== WHAT IS EXPECTED ==
Quote each line of the material verbatim, without the pictures.

Chart and figure data:

%%

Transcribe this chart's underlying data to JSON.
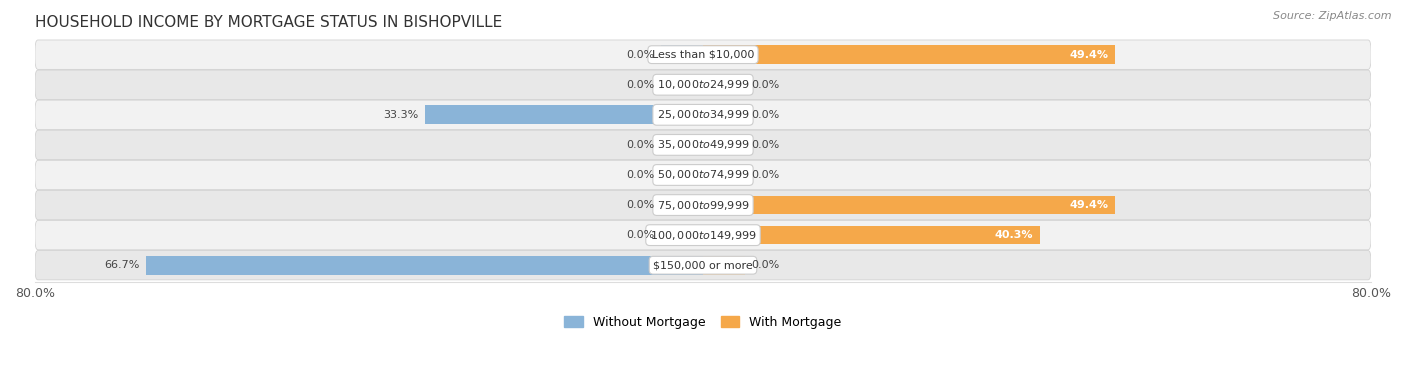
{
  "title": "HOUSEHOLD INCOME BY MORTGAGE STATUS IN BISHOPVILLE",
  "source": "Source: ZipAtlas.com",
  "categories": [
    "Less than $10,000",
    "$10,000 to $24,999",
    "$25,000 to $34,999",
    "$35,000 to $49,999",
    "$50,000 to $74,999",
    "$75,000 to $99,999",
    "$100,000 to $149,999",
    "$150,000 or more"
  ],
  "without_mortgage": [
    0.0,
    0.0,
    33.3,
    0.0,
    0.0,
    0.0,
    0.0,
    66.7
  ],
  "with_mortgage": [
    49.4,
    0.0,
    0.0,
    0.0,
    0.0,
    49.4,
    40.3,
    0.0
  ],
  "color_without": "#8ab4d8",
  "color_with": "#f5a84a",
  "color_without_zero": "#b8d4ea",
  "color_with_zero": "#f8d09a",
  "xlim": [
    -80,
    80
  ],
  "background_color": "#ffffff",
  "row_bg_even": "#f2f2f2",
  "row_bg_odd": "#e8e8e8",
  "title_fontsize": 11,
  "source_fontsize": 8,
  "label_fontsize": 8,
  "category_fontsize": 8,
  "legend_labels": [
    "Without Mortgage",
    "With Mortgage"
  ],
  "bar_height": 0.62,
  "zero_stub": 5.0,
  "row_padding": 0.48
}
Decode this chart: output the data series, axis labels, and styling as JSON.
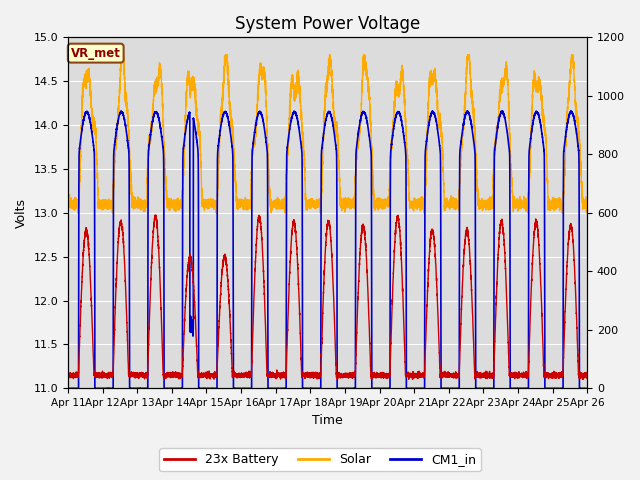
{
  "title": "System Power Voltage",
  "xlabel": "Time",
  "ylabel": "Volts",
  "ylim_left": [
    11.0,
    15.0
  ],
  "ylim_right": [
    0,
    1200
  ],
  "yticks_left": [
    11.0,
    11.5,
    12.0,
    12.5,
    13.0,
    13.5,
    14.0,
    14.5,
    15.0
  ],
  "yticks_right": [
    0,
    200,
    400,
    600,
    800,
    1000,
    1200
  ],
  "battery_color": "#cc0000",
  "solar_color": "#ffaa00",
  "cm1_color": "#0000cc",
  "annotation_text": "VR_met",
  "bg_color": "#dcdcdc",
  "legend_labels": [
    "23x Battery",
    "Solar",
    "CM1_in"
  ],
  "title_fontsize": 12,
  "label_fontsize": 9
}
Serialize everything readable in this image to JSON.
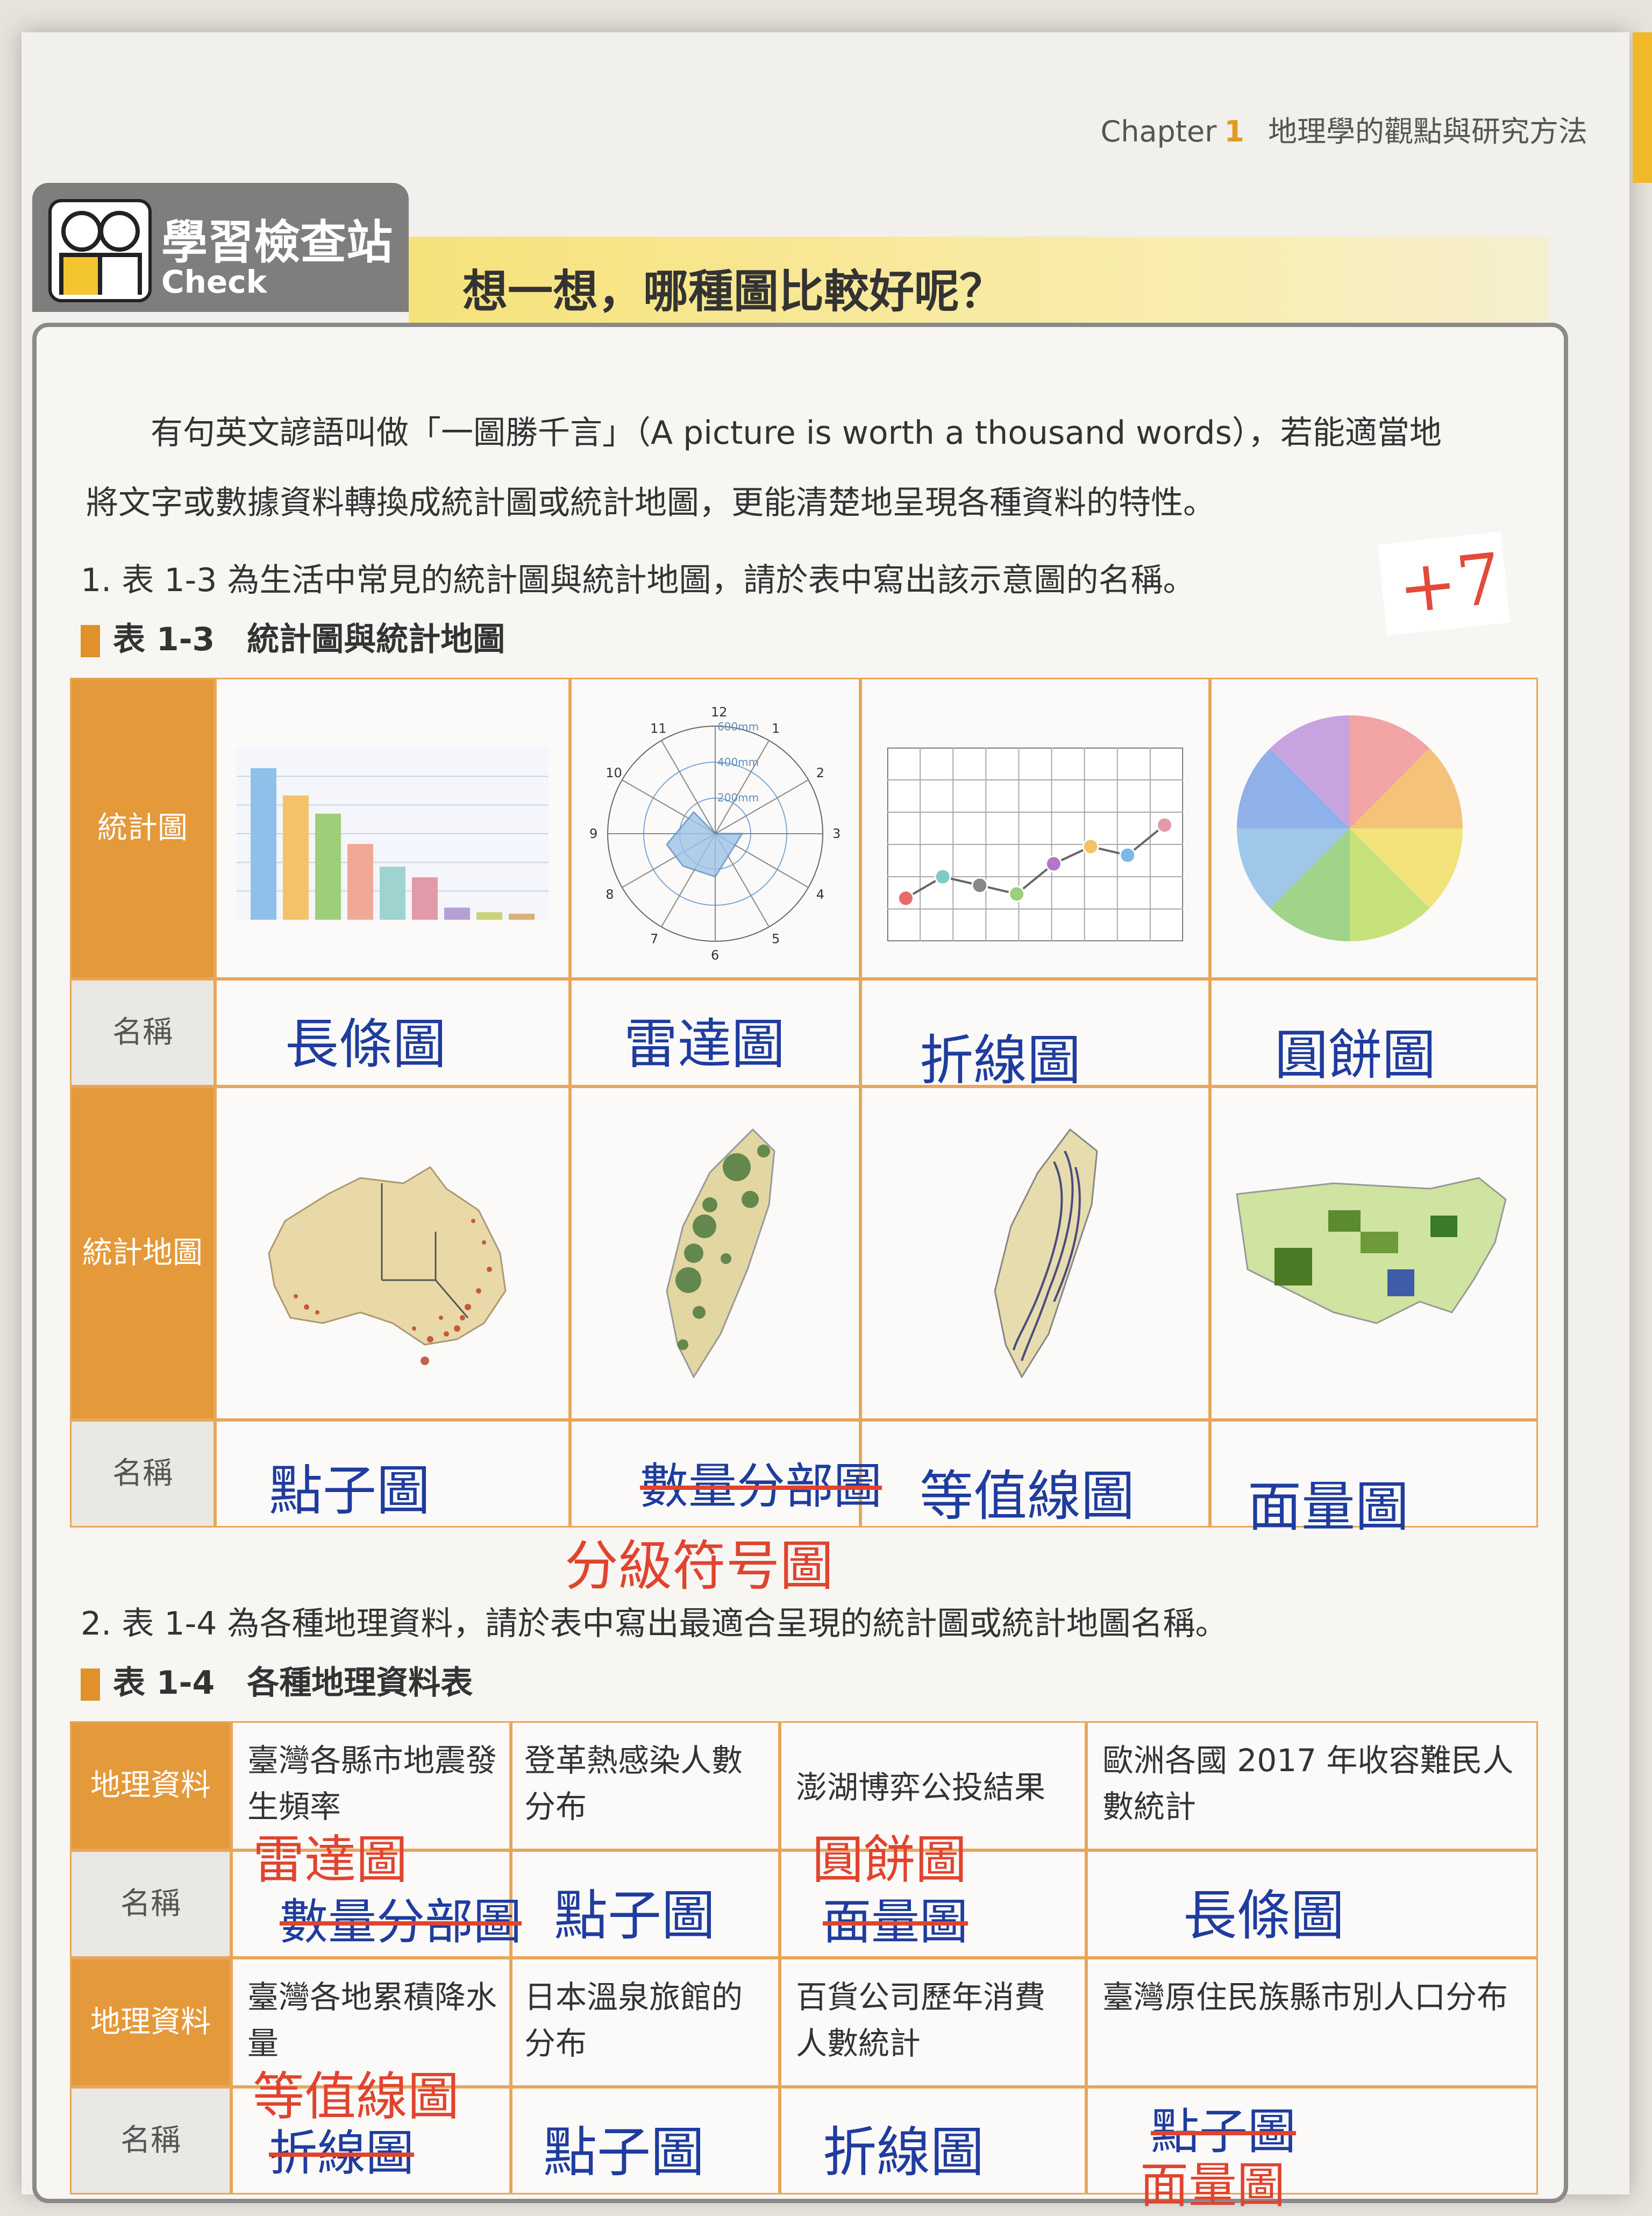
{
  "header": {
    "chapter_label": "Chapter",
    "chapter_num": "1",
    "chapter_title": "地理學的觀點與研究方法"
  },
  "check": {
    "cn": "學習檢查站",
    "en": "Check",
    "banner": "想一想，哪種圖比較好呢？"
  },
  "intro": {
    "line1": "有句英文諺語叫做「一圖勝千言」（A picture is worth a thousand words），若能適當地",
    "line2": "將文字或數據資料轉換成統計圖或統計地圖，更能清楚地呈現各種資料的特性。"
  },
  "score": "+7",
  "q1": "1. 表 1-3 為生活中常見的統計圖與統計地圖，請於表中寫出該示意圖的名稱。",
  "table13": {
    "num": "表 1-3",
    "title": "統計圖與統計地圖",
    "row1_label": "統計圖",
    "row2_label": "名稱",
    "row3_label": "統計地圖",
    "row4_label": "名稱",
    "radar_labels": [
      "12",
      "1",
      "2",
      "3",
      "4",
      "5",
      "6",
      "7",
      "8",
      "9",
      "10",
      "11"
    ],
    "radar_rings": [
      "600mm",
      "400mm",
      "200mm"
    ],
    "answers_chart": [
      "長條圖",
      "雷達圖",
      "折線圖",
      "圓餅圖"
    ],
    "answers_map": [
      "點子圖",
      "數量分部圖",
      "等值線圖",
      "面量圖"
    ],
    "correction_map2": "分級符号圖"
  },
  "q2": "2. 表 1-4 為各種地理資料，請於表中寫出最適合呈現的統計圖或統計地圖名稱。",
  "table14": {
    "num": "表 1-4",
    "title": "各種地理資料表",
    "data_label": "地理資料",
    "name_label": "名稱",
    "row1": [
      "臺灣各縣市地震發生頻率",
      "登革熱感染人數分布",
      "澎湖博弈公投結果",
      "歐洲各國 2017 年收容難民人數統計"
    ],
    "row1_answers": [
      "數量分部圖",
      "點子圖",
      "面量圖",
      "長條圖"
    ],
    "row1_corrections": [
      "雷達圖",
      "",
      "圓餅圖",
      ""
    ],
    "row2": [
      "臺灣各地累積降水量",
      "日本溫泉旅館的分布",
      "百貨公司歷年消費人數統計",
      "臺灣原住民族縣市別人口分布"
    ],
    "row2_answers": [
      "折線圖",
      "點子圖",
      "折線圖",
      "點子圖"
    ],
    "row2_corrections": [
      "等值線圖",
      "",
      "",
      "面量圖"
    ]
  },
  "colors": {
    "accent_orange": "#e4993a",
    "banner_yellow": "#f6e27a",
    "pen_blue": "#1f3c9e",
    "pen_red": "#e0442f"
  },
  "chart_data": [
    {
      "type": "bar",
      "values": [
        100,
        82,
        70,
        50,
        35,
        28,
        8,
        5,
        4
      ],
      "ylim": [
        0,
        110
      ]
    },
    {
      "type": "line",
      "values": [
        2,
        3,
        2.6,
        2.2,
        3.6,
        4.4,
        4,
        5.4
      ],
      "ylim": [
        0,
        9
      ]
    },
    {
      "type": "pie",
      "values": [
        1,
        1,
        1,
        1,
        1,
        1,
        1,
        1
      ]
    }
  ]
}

%%

== COMPLETE OUTPUT ==
Transcribe this chart's underlying data to JSON.
{
  "title": "HOUSEHOLD INCOME BY MORTGAGE STATUS IN BISHOPVILLE",
  "source": "Source: ZipAtlas.com",
  "categories": [
    "Less than $10,000",
    "$10,000 to $24,999",
    "$25,000 to $34,999",
    "$35,000 to $49,999",
    "$50,000 to $74,999",
    "$75,000 to $99,999",
    "$100,000 to $149,999",
    "$150,000 or more"
  ],
  "without_mortgage": [
    0.0,
    0.0,
    33.3,
    0.0,
    0.0,
    0.0,
    0.0,
    66.7
  ],
  "with_mortgage": [
    49.4,
    0.0,
    0.0,
    0.0,
    0.0,
    49.4,
    40.3,
    0.0
  ],
  "color_without": "#8ab4d8",
  "color_with": "#f5a84a",
  "color_without_zero": "#b8d4ea",
  "color_with_zero": "#f8d09a",
  "xlim": [
    -80,
    80
  ],
  "background_color": "#ffffff",
  "row_bg_even": "#f2f2f2",
  "row_bg_odd": "#e8e8e8",
  "title_fontsize": 11,
  "source_fontsize": 8,
  "label_fontsize": 8,
  "category_fontsize": 8,
  "legend_labels": [
    "Without Mortgage",
    "With Mortgage"
  ],
  "bar_height": 0.62,
  "zero_stub": 5.0,
  "row_padding": 0.48
}
Decode this chart: output the data series, axis labels, and styling as JSON.
{
  "title": "System Power Voltage",
  "xlabel": "Time",
  "ylabel": "Volts",
  "ylim_left": [
    11.0,
    15.0
  ],
  "ylim_right": [
    0,
    1200
  ],
  "yticks_left": [
    11.0,
    11.5,
    12.0,
    12.5,
    13.0,
    13.5,
    14.0,
    14.5,
    15.0
  ],
  "yticks_right": [
    0,
    200,
    400,
    600,
    800,
    1000,
    1200
  ],
  "battery_color": "#cc0000",
  "solar_color": "#ffaa00",
  "cm1_color": "#0000cc",
  "annotation_text": "VR_met",
  "bg_color": "#dcdcdc",
  "legend_labels": [
    "23x Battery",
    "Solar",
    "CM1_in"
  ],
  "title_fontsize": 12,
  "label_fontsize": 9
}
Serialize everything readable in this image to JSON.
{
  "header": {
    "chapter_label": "Chapter",
    "chapter_num": "1",
    "chapter_title": "地理學的觀點與研究方法"
  },
  "check": {
    "cn": "學習檢查站",
    "en": "Check",
    "banner": "想一想，哪種圖比較好呢？"
  },
  "intro": {
    "line1": "有句英文諺語叫做「一圖勝千言」（A picture is worth a thousand words），若能適當地",
    "line2": "將文字或數據資料轉換成統計圖或統計地圖，更能清楚地呈現各種資料的特性。"
  },
  "score": "+7",
  "q1": "1. 表 1-3 為生活中常見的統計圖與統計地圖，請於表中寫出該示意圖的名稱。",
  "table13": {
    "num": "表 1-3",
    "title": "統計圖與統計地圖",
    "row1_label": "統計圖",
    "row2_label": "名稱",
    "row3_label": "統計地圖",
    "row4_label": "名稱",
    "radar_labels": [
      "12",
      "1",
      "2",
      "3",
      "4",
      "5",
      "6",
      "7",
      "8",
      "9",
      "10",
      "11"
    ],
    "radar_rings": [
      "600mm",
      "400mm",
      "200mm"
    ],
    "answers_chart": [
      "長條圖",
      "雷達圖",
      "折線圖",
      "圓餅圖"
    ],
    "answers_map": [
      "點子圖",
      "數量分部圖",
      "等值線圖",
      "面量圖"
    ],
    "correction_map2": "分級符号圖"
  },
  "q2": "2. 表 1-4 為各種地理資料，請於表中寫出最適合呈現的統計圖或統計地圖名稱。",
  "table14": {
    "num": "表 1-4",
    "title": "各種地理資料表",
    "data_label": "地理資料",
    "name_label": "名稱",
    "row1": [
      "臺灣各縣市地震發生頻率",
      "登革熱感染人數分布",
      "澎湖博弈公投結果",
      "歐洲各國 2017 年收容難民人數統計"
    ],
    "row1_answers": [
      "數量分部圖",
      "點子圖",
      "面量圖",
      "長條圖"
    ],
    "row1_corrections": [
      "雷達圖",
      "",
      "圓餅圖",
      ""
    ],
    "row2": [
      "臺灣各地累積降水量",
      "日本溫泉旅館的分布",
      "百貨公司歷年消費人數統計",
      "臺灣原住民族縣市別人口分布"
    ],
    "row2_answers": [
      "折線圖",
      "點子圖",
      "折線圖",
      "點子圖"
    ],
    "row2_corrections": [
      "等值線圖",
      "",
      "",
      "面量圖"
    ]
  },
  "colors": {
    "accent_orange": "#e4993a",
    "banner_yellow": "#f6e27a",
    "pen_blue": "#1f3c9e",
    "pen_red": "#e0442f"
  },
  "chart_data": [
    {
      "type": "bar",
      "values": [
        100,
        82,
        70,
        50,
        35,
        28,
        8,
        5,
        4
      ],
      "ylim": [
        0,
        110
      ]
    },
    {
      "type": "line",
      "values": [
        2,
        3,
        2.6,
        2.2,
        3.6,
        4.4,
        4,
        5.4
      ],
      "ylim": [
        0,
        9
      ]
    },
    {
      "type": "pie",
      "values": [
        1,
        1,
        1,
        1,
        1,
        1,
        1,
        1
      ]
    }
  ]
}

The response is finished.